::: Recorded data :::

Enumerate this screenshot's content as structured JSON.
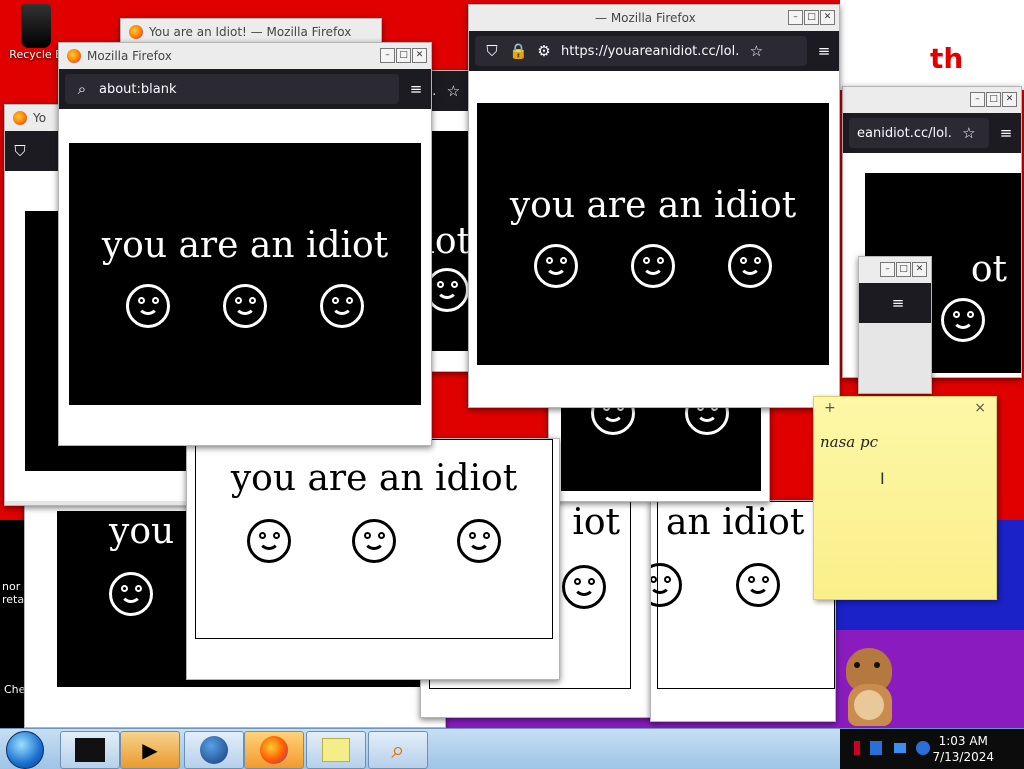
{
  "desktop": {
    "recycle_bin_label": "Recycle B",
    "icon_no": "nor",
    "icon_no2": "reta",
    "icon_ch": "Che",
    "corner_text": "th"
  },
  "windows": {
    "back_title": "You are an Idiot! — Mozilla Firefox",
    "main_title": "Mozilla Firefox",
    "main_url": "about:blank",
    "right_title": "— Mozilla Firefox",
    "right_url": "https://youareanidiot.cc/lol.",
    "far_url": "eanidiot.cc/lol.",
    "left_tab_text": "Yo",
    "mid_url_fragment": "lol."
  },
  "prank": {
    "text": "you are an idiot",
    "frag_iot": "iot",
    "frag_you_a": "you a",
    "frag_an_idiot": "an idiot",
    "frag_idiot": "idiot",
    "frag_ot": "ot"
  },
  "sticky_note": {
    "add_label": "+",
    "close_label": "×",
    "text": "nasa pc"
  },
  "taskbar": {
    "time": "1:03 AM",
    "date": "7/13/2024",
    "icons": [
      "terminal-icon",
      "media-player-icon",
      "globe-icon",
      "firefox-icon",
      "sticky-notes-icon",
      "search-icon"
    ]
  }
}
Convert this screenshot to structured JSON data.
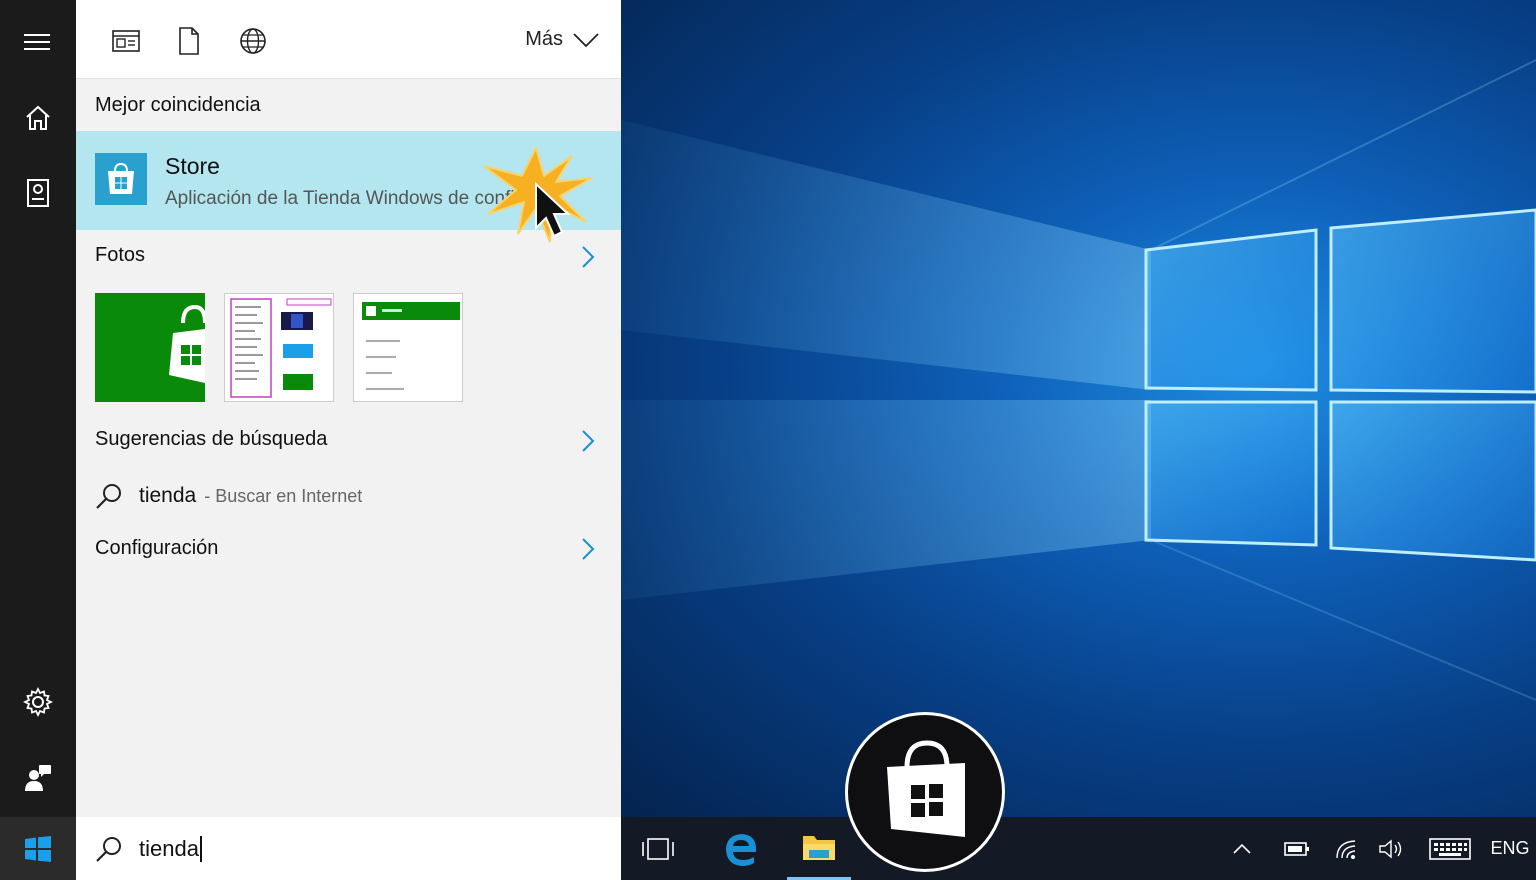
{
  "filters": {
    "apps_icon": "apps-filter-icon",
    "docs_icon": "documents-filter-icon",
    "web_icon": "web-filter-icon",
    "more_label": "Más"
  },
  "best_match": {
    "header": "Mejor coincidencia",
    "title": "Store",
    "subtitle": "Aplicación de la Tienda Windows de confianza"
  },
  "photos": {
    "header": "Fotos"
  },
  "suggestions": {
    "header": "Sugerencias de búsqueda",
    "term": "tienda",
    "hint": "- Buscar en Internet"
  },
  "settings": {
    "header": "Configuración"
  },
  "search": {
    "query": "tienda"
  },
  "taskbar": {
    "language": "ENG"
  },
  "colors": {
    "highlight": "#b3e6ee",
    "store_tile": "#2aa0cf",
    "accent_blue": "#1a8fd6",
    "store_green": "#0a8a0a"
  }
}
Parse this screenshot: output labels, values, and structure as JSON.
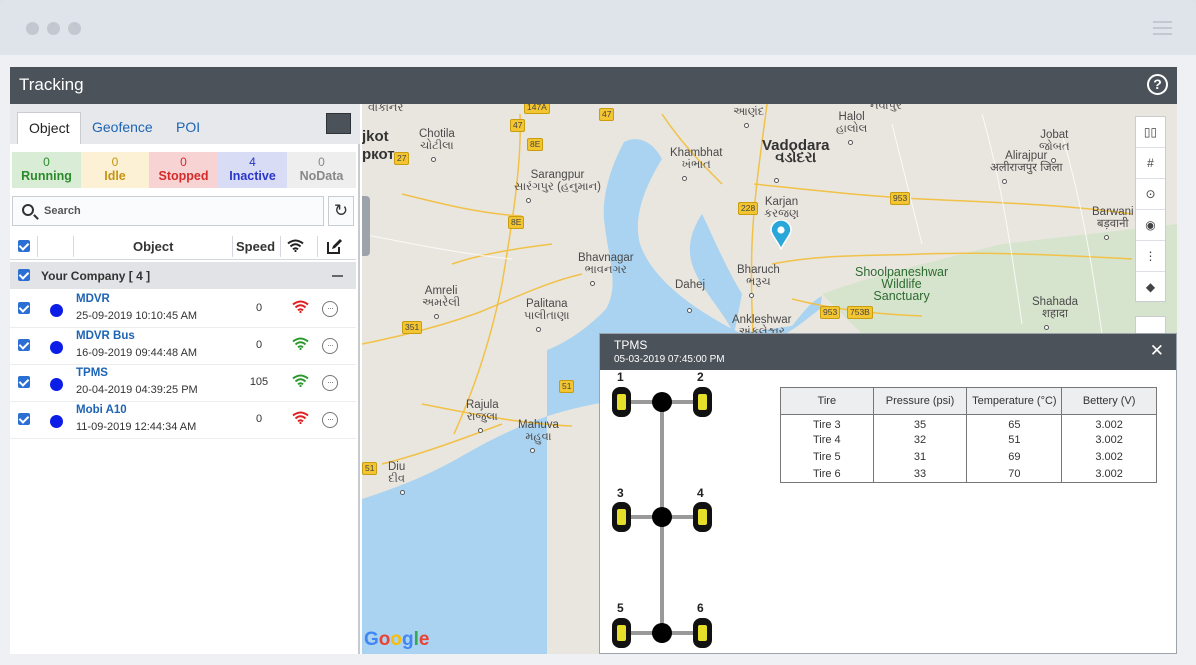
{
  "app": {
    "title": "Tracking"
  },
  "tabs": [
    {
      "label": "Object",
      "active": true
    },
    {
      "label": "Geofence",
      "active": false
    },
    {
      "label": "POI",
      "active": false
    }
  ],
  "status_counts": [
    {
      "label": "Running",
      "count": "0",
      "bg": "#d9ecd5",
      "color": "#2c8a2c"
    },
    {
      "label": "Idle",
      "count": "0",
      "bg": "#fcf1d4",
      "color": "#c49412"
    },
    {
      "label": "Stopped",
      "count": "0",
      "bg": "#f8d3d3",
      "color": "#d42a2a"
    },
    {
      "label": "Inactive",
      "count": "4",
      "bg": "#d9dcf5",
      "color": "#2b36c7"
    },
    {
      "label": "NoData",
      "count": "0",
      "bg": "#eeeeee",
      "color": "#888888"
    }
  ],
  "search": {
    "placeholder": "Search"
  },
  "table_header": {
    "object": "Object",
    "speed": "Speed"
  },
  "group": {
    "name": "Your Company [ 4 ]"
  },
  "objects": [
    {
      "name": "MDVR",
      "time": "25-09-2019 10:10:45 AM",
      "speed": "0",
      "signal": "#e02020"
    },
    {
      "name": "MDVR Bus",
      "time": "16-09-2019 09:44:48 AM",
      "speed": "0",
      "signal": "#2c9a2c"
    },
    {
      "name": "TPMS",
      "time": "20-04-2019 04:39:25 PM",
      "speed": "105",
      "signal": "#2c9a2c"
    },
    {
      "name": "Mobi A10",
      "time": "11-09-2019 12:44:34 AM",
      "speed": "0",
      "signal": "#e02020"
    }
  ],
  "map": {
    "places": [
      {
        "name": "Vadodara",
        "local": "વડોદરા",
        "big": true
      },
      {
        "name": "Anand",
        "local": "આણંદ"
      },
      {
        "name": "Halol",
        "local": "હાલોલ"
      },
      {
        "name": "Jobat",
        "local": "જોબત"
      },
      {
        "name": "Alirajpur",
        "local": "अलीराजपुर जिला"
      },
      {
        "name": "Chotila",
        "local": "ચોટીલા"
      },
      {
        "name": "Khambhat",
        "local": "ખંભાત"
      },
      {
        "name": "Sarangpur",
        "local": "સારંગપુર (હનુમાન)"
      },
      {
        "name": "Karjan",
        "local": "કરજણ"
      },
      {
        "name": "Barwani",
        "local": "बड़वानी"
      },
      {
        "name": "Bhavnagar",
        "local": "ભાવનગર"
      },
      {
        "name": "Bharuch",
        "local": "ભરૂચ"
      },
      {
        "name": "Dahej",
        "local": ""
      },
      {
        "name": "Amreli",
        "local": "અમરેલી"
      },
      {
        "name": "Palitana",
        "local": "પાલીતાણા"
      },
      {
        "name": "Ankleshwar",
        "local": "અંકલેશ્વર"
      },
      {
        "name": "Shahada",
        "local": "शहादा"
      },
      {
        "name": "Rajula",
        "local": "રાજુલા"
      },
      {
        "name": "Mahuva",
        "local": "મહુવા"
      },
      {
        "name": "Diu",
        "local": "દીવ"
      }
    ],
    "park": "Shoolpaneshwar\nWildlife\nSanctuary",
    "shields": [
      "147A",
      "47",
      "47",
      "8E",
      "27",
      "8E",
      "228",
      "953",
      "351",
      "51",
      "953",
      "753B",
      "51"
    ],
    "cut_texts": {
      "topleft": "વાંકાનેર",
      "rajkot": "jkot",
      "rajkot_local": "ркот",
      "top_right": "નવાપુર"
    },
    "google": "Google"
  },
  "tpms": {
    "title": "TPMS",
    "timestamp": "05-03-2019 07:45:00 PM",
    "tire_labels": [
      "1",
      "2",
      "3",
      "4",
      "5",
      "6"
    ],
    "columns": [
      "Tire",
      "Pressure (psi)",
      "Temperature (°C)",
      "Bettery (V)"
    ],
    "rows": [
      [
        "Tire 3",
        "35",
        "65",
        "3.002"
      ],
      [
        "Tire 4",
        "32",
        "51",
        "3.002"
      ],
      [
        "Tire 5",
        "31",
        "69",
        "3.002"
      ],
      [
        "Tire 6",
        "33",
        "70",
        "3.002"
      ]
    ]
  }
}
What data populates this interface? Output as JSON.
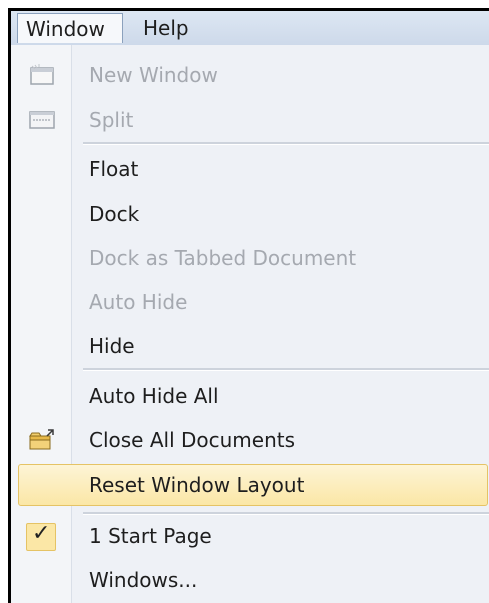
{
  "menubar": {
    "items": [
      {
        "label": "Window",
        "active": true
      },
      {
        "label": "Help",
        "active": false
      }
    ]
  },
  "menu": {
    "items": [
      {
        "label": "New Window",
        "enabled": false,
        "icon": "new-window-icon"
      },
      {
        "label": "Split",
        "enabled": false,
        "icon": "split-icon"
      },
      {
        "label": "Float",
        "enabled": true
      },
      {
        "label": "Dock",
        "enabled": true
      },
      {
        "label": "Dock as Tabbed Document",
        "enabled": false
      },
      {
        "label": "Auto Hide",
        "enabled": false
      },
      {
        "label": "Hide",
        "enabled": true
      },
      {
        "label": "Auto Hide All",
        "enabled": true
      },
      {
        "label": "Close All Documents",
        "enabled": true,
        "icon": "folder-close-icon"
      },
      {
        "label": "Reset Window Layout",
        "enabled": true,
        "highlighted": true
      },
      {
        "label": "1 Start Page",
        "enabled": true,
        "checked": true
      },
      {
        "label": "Windows...",
        "enabled": true
      }
    ],
    "check_glyph": "✓"
  },
  "colors": {
    "highlight": "#fbe7a6",
    "highlight_border": "#e5c365",
    "disabled_text": "#a5a9b0",
    "menubar": "#cdd9ea"
  }
}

:::

Stated goal: Set the pictures aside and transcribe the data above exactly.

Answer for this exercise:
Enumerate this screenshot's content as structured JSON.
{
  "desktop": {
    "recycle_bin_label": "Recycle B",
    "icon_no": "nor",
    "icon_no2": "reta",
    "icon_ch": "Che",
    "corner_text": "th"
  },
  "windows": {
    "back_title": "You are an Idiot! — Mozilla Firefox",
    "main_title": "Mozilla Firefox",
    "main_url": "about:blank",
    "right_title": "— Mozilla Firefox",
    "right_url": "https://youareanidiot.cc/lol.",
    "far_url": "eanidiot.cc/lol.",
    "left_tab_text": "Yo",
    "mid_url_fragment": "lol."
  },
  "prank": {
    "text": "you are an idiot",
    "frag_iot": "iot",
    "frag_you_a": "you a",
    "frag_an_idiot": "an idiot",
    "frag_idiot": "idiot",
    "frag_ot": "ot"
  },
  "sticky_note": {
    "add_label": "+",
    "close_label": "×",
    "text": "nasa pc"
  },
  "taskbar": {
    "time": "1:03 AM",
    "date": "7/13/2024",
    "icons": [
      "terminal-icon",
      "media-player-icon",
      "globe-icon",
      "firefox-icon",
      "sticky-notes-icon",
      "search-icon"
    ]
  }
}
Convert this screenshot to structured JSON data.
{
  "filters": {
    "apps_icon": "apps-filter-icon",
    "docs_icon": "documents-filter-icon",
    "web_icon": "web-filter-icon",
    "more_label": "Más"
  },
  "best_match": {
    "header": "Mejor coincidencia",
    "title": "Store",
    "subtitle": "Aplicación de la Tienda Windows de confianza"
  },
  "photos": {
    "header": "Fotos"
  },
  "suggestions": {
    "header": "Sugerencias de búsqueda",
    "term": "tienda",
    "hint": "- Buscar en Internet"
  },
  "settings": {
    "header": "Configuración"
  },
  "search": {
    "query": "tienda"
  },
  "taskbar": {
    "language": "ENG"
  },
  "colors": {
    "highlight": "#b3e6ee",
    "store_tile": "#2aa0cf",
    "accent_blue": "#1a8fd6",
    "store_green": "#0a8a0a"
  }
}
Parse this screenshot: output labels, values, and structure as JSON.
{
  "app": {
    "title": "Tracking"
  },
  "tabs": [
    {
      "label": "Object",
      "active": true
    },
    {
      "label": "Geofence",
      "active": false
    },
    {
      "label": "POI",
      "active": false
    }
  ],
  "status_counts": [
    {
      "label": "Running",
      "count": "0",
      "bg": "#d9ecd5",
      "color": "#2c8a2c"
    },
    {
      "label": "Idle",
      "count": "0",
      "bg": "#fcf1d4",
      "color": "#c49412"
    },
    {
      "label": "Stopped",
      "count": "0",
      "bg": "#f8d3d3",
      "color": "#d42a2a"
    },
    {
      "label": "Inactive",
      "count": "4",
      "bg": "#d9dcf5",
      "color": "#2b36c7"
    },
    {
      "label": "NoData",
      "count": "0",
      "bg": "#eeeeee",
      "color": "#888888"
    }
  ],
  "search": {
    "placeholder": "Search"
  },
  "table_header": {
    "object": "Object",
    "speed": "Speed"
  },
  "group": {
    "name": "Your Company [ 4 ]"
  },
  "objects": [
    {
      "name": "MDVR",
      "time": "25-09-2019 10:10:45 AM",
      "speed": "0",
      "signal": "#e02020"
    },
    {
      "name": "MDVR Bus",
      "time": "16-09-2019 09:44:48 AM",
      "speed": "0",
      "signal": "#2c9a2c"
    },
    {
      "name": "TPMS",
      "time": "20-04-2019 04:39:25 PM",
      "speed": "105",
      "signal": "#2c9a2c"
    },
    {
      "name": "Mobi A10",
      "time": "11-09-2019 12:44:34 AM",
      "speed": "0",
      "signal": "#e02020"
    }
  ],
  "map": {
    "places": [
      {
        "name": "Vadodara",
        "local": "વડોદરા",
        "big": true
      },
      {
        "name": "Anand",
        "local": "આણંદ"
      },
      {
        "name": "Halol",
        "local": "હાલોલ"
      },
      {
        "name": "Jobat",
        "local": "જોબત"
      },
      {
        "name": "Alirajpur",
        "local": "अलीराजपुर जिला"
      },
      {
        "name": "Chotila",
        "local": "ચોટીલા"
      },
      {
        "name": "Khambhat",
        "local": "ખંભાત"
      },
      {
        "name": "Sarangpur",
        "local": "સારંગપુર (હનુમાન)"
      },
      {
        "name": "Karjan",
        "local": "કરજણ"
      },
      {
        "name": "Barwani",
        "local": "बड़वानी"
      },
      {
        "name": "Bhavnagar",
        "local": "ભાવનગર"
      },
      {
        "name": "Bharuch",
        "local": "ભરૂચ"
      },
      {
        "name": "Dahej",
        "local": ""
      },
      {
        "name": "Amreli",
        "local": "અમરેલી"
      },
      {
        "name": "Palitana",
        "local": "પાલીતાણા"
      },
      {
        "name": "Ankleshwar",
        "local": "અંકલેશ્વર"
      },
      {
        "name": "Shahada",
        "local": "शहादा"
      },
      {
        "name": "Rajula",
        "local": "રાજુલા"
      },
      {
        "name": "Mahuva",
        "local": "મહુવા"
      },
      {
        "name": "Diu",
        "local": "દીવ"
      }
    ],
    "park": "Shoolpaneshwar\nWildlife\nSanctuary",
    "shields": [
      "147A",
      "47",
      "47",
      "8E",
      "27",
      "8E",
      "228",
      "953",
      "351",
      "51",
      "953",
      "753B",
      "51"
    ],
    "cut_texts": {
      "topleft": "વાંકાનેર",
      "rajkot": "jkot",
      "rajkot_local": "ркот",
      "top_right": "નવાપુર"
    },
    "google": "Google"
  },
  "tpms": {
    "title": "TPMS",
    "timestamp": "05-03-2019 07:45:00 PM",
    "tire_labels": [
      "1",
      "2",
      "3",
      "4",
      "5",
      "6"
    ],
    "columns": [
      "Tire",
      "Pressure (psi)",
      "Temperature (°C)",
      "Bettery (V)"
    ],
    "rows": [
      [
        "Tire 3",
        "35",
        "65",
        "3.002"
      ],
      [
        "Tire 4",
        "32",
        "51",
        "3.002"
      ],
      [
        "Tire 5",
        "31",
        "69",
        "3.002"
      ],
      [
        "Tire 6",
        "33",
        "70",
        "3.002"
      ]
    ]
  }
}
What data populates this interface? Output as JSON.
{
  "menubar": {
    "items": [
      {
        "label": "Window",
        "active": true
      },
      {
        "label": "Help",
        "active": false
      }
    ]
  },
  "menu": {
    "items": [
      {
        "label": "New Window",
        "enabled": false,
        "icon": "new-window-icon"
      },
      {
        "label": "Split",
        "enabled": false,
        "icon": "split-icon"
      },
      {
        "label": "Float",
        "enabled": true
      },
      {
        "label": "Dock",
        "enabled": true
      },
      {
        "label": "Dock as Tabbed Document",
        "enabled": false
      },
      {
        "label": "Auto Hide",
        "enabled": false
      },
      {
        "label": "Hide",
        "enabled": true
      },
      {
        "label": "Auto Hide All",
        "enabled": true
      },
      {
        "label": "Close All Documents",
        "enabled": true,
        "icon": "folder-close-icon"
      },
      {
        "label": "Reset Window Layout",
        "enabled": true,
        "highlighted": true
      },
      {
        "label": "1 Start Page",
        "enabled": true,
        "checked": true
      },
      {
        "label": "Windows...",
        "enabled": true
      }
    ],
    "check_glyph": "✓"
  },
  "colors": {
    "highlight": "#fbe7a6",
    "highlight_border": "#e5c365",
    "disabled_text": "#a5a9b0",
    "menubar": "#cdd9ea"
  }
}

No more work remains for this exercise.